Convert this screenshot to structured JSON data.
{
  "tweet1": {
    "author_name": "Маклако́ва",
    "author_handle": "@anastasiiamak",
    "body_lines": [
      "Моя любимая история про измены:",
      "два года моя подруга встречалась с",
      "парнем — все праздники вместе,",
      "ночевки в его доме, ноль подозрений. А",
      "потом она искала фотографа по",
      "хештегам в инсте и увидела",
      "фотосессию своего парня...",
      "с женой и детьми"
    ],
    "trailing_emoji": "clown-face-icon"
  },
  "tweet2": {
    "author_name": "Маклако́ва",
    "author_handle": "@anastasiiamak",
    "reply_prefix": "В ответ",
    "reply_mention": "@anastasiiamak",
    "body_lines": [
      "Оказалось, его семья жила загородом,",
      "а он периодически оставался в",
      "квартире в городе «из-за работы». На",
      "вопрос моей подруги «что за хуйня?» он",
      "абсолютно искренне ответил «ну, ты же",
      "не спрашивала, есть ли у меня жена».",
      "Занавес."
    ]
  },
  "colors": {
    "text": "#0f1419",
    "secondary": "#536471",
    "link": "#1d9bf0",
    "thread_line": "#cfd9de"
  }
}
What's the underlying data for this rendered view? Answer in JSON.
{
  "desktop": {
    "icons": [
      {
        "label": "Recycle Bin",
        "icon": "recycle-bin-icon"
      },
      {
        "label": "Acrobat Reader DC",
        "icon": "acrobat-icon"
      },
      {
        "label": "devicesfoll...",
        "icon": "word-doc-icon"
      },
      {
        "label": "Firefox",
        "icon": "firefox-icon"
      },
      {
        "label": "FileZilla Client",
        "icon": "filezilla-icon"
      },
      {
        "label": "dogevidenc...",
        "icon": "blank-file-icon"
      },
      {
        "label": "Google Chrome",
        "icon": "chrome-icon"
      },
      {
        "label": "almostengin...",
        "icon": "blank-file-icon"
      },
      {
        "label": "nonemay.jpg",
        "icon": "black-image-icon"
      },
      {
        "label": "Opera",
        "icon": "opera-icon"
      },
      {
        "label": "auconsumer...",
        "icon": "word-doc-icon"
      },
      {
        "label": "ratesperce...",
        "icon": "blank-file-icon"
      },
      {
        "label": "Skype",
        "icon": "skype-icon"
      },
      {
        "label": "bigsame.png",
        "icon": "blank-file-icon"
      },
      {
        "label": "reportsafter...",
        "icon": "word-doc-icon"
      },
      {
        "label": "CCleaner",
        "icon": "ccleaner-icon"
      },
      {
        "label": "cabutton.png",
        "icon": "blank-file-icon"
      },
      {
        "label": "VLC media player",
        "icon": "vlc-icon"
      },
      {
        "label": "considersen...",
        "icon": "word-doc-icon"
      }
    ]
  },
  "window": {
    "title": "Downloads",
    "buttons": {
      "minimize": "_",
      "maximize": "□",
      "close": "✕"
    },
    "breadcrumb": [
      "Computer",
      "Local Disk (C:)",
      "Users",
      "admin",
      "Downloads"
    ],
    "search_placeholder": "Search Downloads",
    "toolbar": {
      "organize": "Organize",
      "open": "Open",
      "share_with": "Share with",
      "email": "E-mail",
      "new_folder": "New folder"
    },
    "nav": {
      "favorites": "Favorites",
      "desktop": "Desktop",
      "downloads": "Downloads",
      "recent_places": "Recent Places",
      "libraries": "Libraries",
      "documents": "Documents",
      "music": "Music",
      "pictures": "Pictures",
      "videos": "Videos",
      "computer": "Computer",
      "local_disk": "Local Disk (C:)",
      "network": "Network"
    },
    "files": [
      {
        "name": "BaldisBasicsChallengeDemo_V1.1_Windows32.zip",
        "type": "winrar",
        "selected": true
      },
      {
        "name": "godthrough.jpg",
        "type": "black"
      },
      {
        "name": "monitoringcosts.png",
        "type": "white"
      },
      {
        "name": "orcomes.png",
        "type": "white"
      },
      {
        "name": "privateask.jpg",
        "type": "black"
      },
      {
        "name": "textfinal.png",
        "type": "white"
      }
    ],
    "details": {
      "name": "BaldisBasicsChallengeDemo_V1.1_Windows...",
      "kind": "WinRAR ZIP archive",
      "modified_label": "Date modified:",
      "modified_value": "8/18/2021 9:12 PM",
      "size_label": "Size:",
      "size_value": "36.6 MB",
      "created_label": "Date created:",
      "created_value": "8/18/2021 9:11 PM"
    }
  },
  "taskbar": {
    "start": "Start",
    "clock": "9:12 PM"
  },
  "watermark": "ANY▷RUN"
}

# # # # #

> _Requirements_
Return all the data exactly as given.

> _Exercise result_
Convert this screenshot to structured JSON data.
{
  "tweet1": {
    "author_name": "Маклако́ва",
    "author_handle": "@anastasiiamak",
    "body_lines": [
      "Моя любимая история про измены:",
      "два года моя подруга встречалась с",
      "парнем — все праздники вместе,",
      "ночевки в его доме, ноль подозрений. А",
      "потом она искала фотографа по",
      "хештегам в инсте и увидела",
      "фотосессию своего парня...",
      "с женой и детьми"
    ],
    "trailing_emoji": "clown-face-icon"
  },
  "tweet2": {
    "author_name": "Маклако́ва",
    "author_handle": "@anastasiiamak",
    "reply_prefix": "В ответ",
    "reply_mention": "@anastasiiamak",
    "body_lines": [
      "Оказалось, его семья жила загородом,",
      "а он периодически оставался в",
      "квартире в городе «из-за работы». На",
      "вопрос моей подруги «что за хуйня?» он",
      "абсолютно искренне ответил «ну, ты же",
      "не спрашивала, есть ли у меня жена».",
      "Занавес."
    ]
  },
  "colors": {
    "text": "#0f1419",
    "secondary": "#536471",
    "link": "#1d9bf0",
    "thread_line": "#cfd9de"
  }
}
What's the underlying data for this rendered view? Answer in JSON.
{
  "desktop": {
    "icons": [
      {
        "label": "Recycle Bin",
        "icon": "recycle-bin-icon"
      },
      {
        "label": "Acrobat Reader DC",
        "icon": "acrobat-icon"
      },
      {
        "label": "devicesfoll...",
        "icon": "word-doc-icon"
      },
      {
        "label": "Firefox",
        "icon": "firefox-icon"
      },
      {
        "label": "FileZilla Client",
        "icon": "filezilla-icon"
      },
      {
        "label": "dogevidenc...",
        "icon": "blank-file-icon"
      },
      {
        "label": "Google Chrome",
        "icon": "chrome-icon"
      },
      {
        "label": "almostengin...",
        "icon": "blank-file-icon"
      },
      {
        "label": "nonemay.jpg",
        "icon": "black-image-icon"
      },
      {
        "label": "Opera",
        "icon": "opera-icon"
      },
      {
        "label": "auconsumer...",
        "icon": "word-doc-icon"
      },
      {
        "label": "ratesperce...",
        "icon": "blank-file-icon"
      },
      {
        "label": "Skype",
        "icon": "skype-icon"
      },
      {
        "label": "bigsame.png",
        "icon": "blank-file-icon"
      },
      {
        "label": "reportsafter...",
        "icon": "word-doc-icon"
      },
      {
        "label": "CCleaner",
        "icon": "ccleaner-icon"
      },
      {
        "label": "cabutton.png",
        "icon": "blank-file-icon"
      },
      {
        "label": "VLC media player",
        "icon": "vlc-icon"
      },
      {
        "label": "considersen...",
        "icon": "word-doc-icon"
      }
    ]
  },
  "window": {
    "title": "Downloads",
    "buttons": {
      "minimize": "_",
      "maximize": "□",
      "close": "✕"
    },
    "breadcrumb": [
      "Computer",
      "Local Disk (C:)",
      "Users",
      "admin",
      "Downloads"
    ],
    "search_placeholder": "Search Downloads",
    "toolbar": {
      "organize": "Organize",
      "open": "Open",
      "share_with": "Share with",
      "email": "E-mail",
      "new_folder": "New folder"
    },
    "nav": {
      "favorites": "Favorites",
      "desktop": "Desktop",
      "downloads": "Downloads",
      "recent_places": "Recent Places",
      "libraries": "Libraries",
      "documents": "Documents",
      "music": "Music",
      "pictures": "Pictures",
      "videos": "Videos",
      "computer": "Computer",
      "local_disk": "Local Disk (C:)",
      "network": "Network"
    },
    "files": [
      {
        "name": "BaldisBasicsChallengeDemo_V1.1_Windows32.zip",
        "type": "winrar",
        "selected": true
      },
      {
        "name": "godthrough.jpg",
        "type": "black"
      },
      {
        "name": "monitoringcosts.png",
        "type": "white"
      },
      {
        "name": "orcomes.png",
        "type": "white"
      },
      {
        "name": "privateask.jpg",
        "type": "black"
      },
      {
        "name": "textfinal.png",
        "type": "white"
      }
    ],
    "details": {
      "name": "BaldisBasicsChallengeDemo_V1.1_Windows...",
      "kind": "WinRAR ZIP archive",
      "modified_label": "Date modified:",
      "modified_value": "8/18/2021 9:12 PM",
      "size_label": "Size:",
      "size_value": "36.6 MB",
      "created_label": "Date created:",
      "created_value": "8/18/2021 9:11 PM"
    }
  },
  "taskbar": {
    "start": "Start",
    "clock": "9:12 PM"
  },
  "watermark": "ANY▷RUN"
}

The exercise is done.